* Records provided
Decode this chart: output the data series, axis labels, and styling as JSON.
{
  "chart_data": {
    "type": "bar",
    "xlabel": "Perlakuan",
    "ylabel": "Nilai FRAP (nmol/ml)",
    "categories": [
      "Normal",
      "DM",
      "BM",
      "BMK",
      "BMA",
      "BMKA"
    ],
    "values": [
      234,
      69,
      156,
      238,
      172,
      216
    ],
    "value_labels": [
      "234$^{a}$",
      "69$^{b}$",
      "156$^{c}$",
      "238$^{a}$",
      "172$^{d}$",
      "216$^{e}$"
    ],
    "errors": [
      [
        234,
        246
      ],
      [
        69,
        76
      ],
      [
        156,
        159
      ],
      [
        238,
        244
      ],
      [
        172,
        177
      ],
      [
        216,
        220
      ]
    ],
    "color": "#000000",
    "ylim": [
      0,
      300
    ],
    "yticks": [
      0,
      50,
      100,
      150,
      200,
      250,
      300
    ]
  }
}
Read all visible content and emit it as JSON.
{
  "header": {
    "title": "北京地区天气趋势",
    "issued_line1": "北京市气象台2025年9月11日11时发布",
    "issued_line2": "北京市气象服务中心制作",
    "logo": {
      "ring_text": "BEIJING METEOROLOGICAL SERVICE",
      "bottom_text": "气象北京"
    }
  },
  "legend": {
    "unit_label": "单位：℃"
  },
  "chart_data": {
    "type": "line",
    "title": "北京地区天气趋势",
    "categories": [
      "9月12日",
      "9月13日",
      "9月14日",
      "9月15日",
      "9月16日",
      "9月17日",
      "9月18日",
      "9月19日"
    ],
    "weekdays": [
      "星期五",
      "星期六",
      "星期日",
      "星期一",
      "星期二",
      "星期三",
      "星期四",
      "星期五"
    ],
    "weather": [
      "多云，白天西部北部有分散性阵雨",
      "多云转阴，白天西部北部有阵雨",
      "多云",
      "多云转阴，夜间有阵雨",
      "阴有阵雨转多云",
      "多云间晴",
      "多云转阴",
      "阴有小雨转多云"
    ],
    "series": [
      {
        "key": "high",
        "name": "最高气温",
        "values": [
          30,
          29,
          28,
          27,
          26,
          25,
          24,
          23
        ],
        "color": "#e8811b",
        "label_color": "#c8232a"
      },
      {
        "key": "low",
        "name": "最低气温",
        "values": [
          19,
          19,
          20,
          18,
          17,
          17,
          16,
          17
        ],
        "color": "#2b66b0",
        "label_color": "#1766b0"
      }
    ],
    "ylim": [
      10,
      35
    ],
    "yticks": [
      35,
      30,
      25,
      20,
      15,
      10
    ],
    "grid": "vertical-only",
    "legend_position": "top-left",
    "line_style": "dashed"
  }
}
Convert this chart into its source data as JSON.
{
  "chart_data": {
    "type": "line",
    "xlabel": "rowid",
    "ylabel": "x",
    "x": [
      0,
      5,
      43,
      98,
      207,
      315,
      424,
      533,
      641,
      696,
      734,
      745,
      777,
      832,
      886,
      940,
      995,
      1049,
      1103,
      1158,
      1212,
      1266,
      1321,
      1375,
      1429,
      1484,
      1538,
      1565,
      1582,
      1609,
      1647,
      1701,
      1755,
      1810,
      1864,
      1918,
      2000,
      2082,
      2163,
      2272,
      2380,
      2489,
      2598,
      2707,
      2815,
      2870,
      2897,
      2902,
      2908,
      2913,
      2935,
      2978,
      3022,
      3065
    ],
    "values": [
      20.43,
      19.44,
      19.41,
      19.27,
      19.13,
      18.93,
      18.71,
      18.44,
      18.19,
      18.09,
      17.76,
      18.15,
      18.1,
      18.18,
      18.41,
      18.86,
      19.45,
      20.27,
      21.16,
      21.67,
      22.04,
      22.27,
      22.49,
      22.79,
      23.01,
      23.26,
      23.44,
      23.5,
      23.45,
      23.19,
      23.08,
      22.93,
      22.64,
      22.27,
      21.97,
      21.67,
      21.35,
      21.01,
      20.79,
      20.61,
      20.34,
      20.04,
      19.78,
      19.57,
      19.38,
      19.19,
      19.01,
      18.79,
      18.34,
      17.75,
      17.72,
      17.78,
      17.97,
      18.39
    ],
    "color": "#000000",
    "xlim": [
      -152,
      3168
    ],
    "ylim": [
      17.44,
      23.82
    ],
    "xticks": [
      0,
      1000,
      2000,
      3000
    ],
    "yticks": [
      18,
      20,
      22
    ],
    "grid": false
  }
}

* Directions for this task
The records above are to be copied in full, exactly as written.

* Solution to this exercise
Decode this chart: output the data series, axis labels, and styling as JSON.
{
  "chart_data": {
    "type": "bar",
    "xlabel": "Perlakuan",
    "ylabel": "Nilai FRAP (nmol/ml)",
    "categories": [
      "Normal",
      "DM",
      "BM",
      "BMK",
      "BMA",
      "BMKA"
    ],
    "values": [
      234,
      69,
      156,
      238,
      172,
      216
    ],
    "value_labels": [
      "234$^{a}$",
      "69$^{b}$",
      "156$^{c}$",
      "238$^{a}$",
      "172$^{d}$",
      "216$^{e}$"
    ],
    "errors": [
      [
        234,
        246
      ],
      [
        69,
        76
      ],
      [
        156,
        159
      ],
      [
        238,
        244
      ],
      [
        172,
        177
      ],
      [
        216,
        220
      ]
    ],
    "color": "#000000",
    "ylim": [
      0,
      300
    ],
    "yticks": [
      0,
      50,
      100,
      150,
      200,
      250,
      300
    ]
  }
}
Read all visible content and emit it as JSON.
{
  "header": {
    "title": "北京地区天气趋势",
    "issued_line1": "北京市气象台2025年9月11日11时发布",
    "issued_line2": "北京市气象服务中心制作",
    "logo": {
      "ring_text": "BEIJING METEOROLOGICAL SERVICE",
      "bottom_text": "气象北京"
    }
  },
  "legend": {
    "unit_label": "单位：℃"
  },
  "chart_data": {
    "type": "line",
    "title": "北京地区天气趋势",
    "categories": [
      "9月12日",
      "9月13日",
      "9月14日",
      "9月15日",
      "9月16日",
      "9月17日",
      "9月18日",
      "9月19日"
    ],
    "weekdays": [
      "星期五",
      "星期六",
      "星期日",
      "星期一",
      "星期二",
      "星期三",
      "星期四",
      "星期五"
    ],
    "weather": [
      "多云，白天西部北部有分散性阵雨",
      "多云转阴，白天西部北部有阵雨",
      "多云",
      "多云转阴，夜间有阵雨",
      "阴有阵雨转多云",
      "多云间晴",
      "多云转阴",
      "阴有小雨转多云"
    ],
    "series": [
      {
        "key": "high",
        "name": "最高气温",
        "values": [
          30,
          29,
          28,
          27,
          26,
          25,
          24,
          23
        ],
        "color": "#e8811b",
        "label_color": "#c8232a"
      },
      {
        "key": "low",
        "name": "最低气温",
        "values": [
          19,
          19,
          20,
          18,
          17,
          17,
          16,
          17
        ],
        "color": "#2b66b0",
        "label_color": "#1766b0"
      }
    ],
    "ylim": [
      10,
      35
    ],
    "yticks": [
      35,
      30,
      25,
      20,
      15,
      10
    ],
    "grid": "vertical-only",
    "legend_position": "top-left",
    "line_style": "dashed"
  }
}
Convert this chart into its source data as JSON.
{
  "chart_data": {
    "type": "line",
    "xlabel": "rowid",
    "ylabel": "x",
    "x": [
      0,
      5,
      43,
      98,
      207,
      315,
      424,
      533,
      641,
      696,
      734,
      745,
      777,
      832,
      886,
      940,
      995,
      1049,
      1103,
      1158,
      1212,
      1266,
      1321,
      1375,
      1429,
      1484,
      1538,
      1565,
      1582,
      1609,
      1647,
      1701,
      1755,
      1810,
      1864,
      1918,
      2000,
      2082,
      2163,
      2272,
      2380,
      2489,
      2598,
      2707,
      2815,
      2870,
      2897,
      2902,
      2908,
      2913,
      2935,
      2978,
      3022,
      3065
    ],
    "values": [
      20.43,
      19.44,
      19.41,
      19.27,
      19.13,
      18.93,
      18.71,
      18.44,
      18.19,
      18.09,
      17.76,
      18.15,
      18.1,
      18.18,
      18.41,
      18.86,
      19.45,
      20.27,
      21.16,
      21.67,
      22.04,
      22.27,
      22.49,
      22.79,
      23.01,
      23.26,
      23.44,
      23.5,
      23.45,
      23.19,
      23.08,
      22.93,
      22.64,
      22.27,
      21.97,
      21.67,
      21.35,
      21.01,
      20.79,
      20.61,
      20.34,
      20.04,
      19.78,
      19.57,
      19.38,
      19.19,
      19.01,
      18.79,
      18.34,
      17.75,
      17.72,
      17.78,
      17.97,
      18.39
    ],
    "color": "#000000",
    "xlim": [
      -152,
      3168
    ],
    "ylim": [
      17.44,
      23.82
    ],
    "xticks": [
      0,
      1000,
      2000,
      3000
    ],
    "yticks": [
      18,
      20,
      22
    ],
    "grid": false
  }
}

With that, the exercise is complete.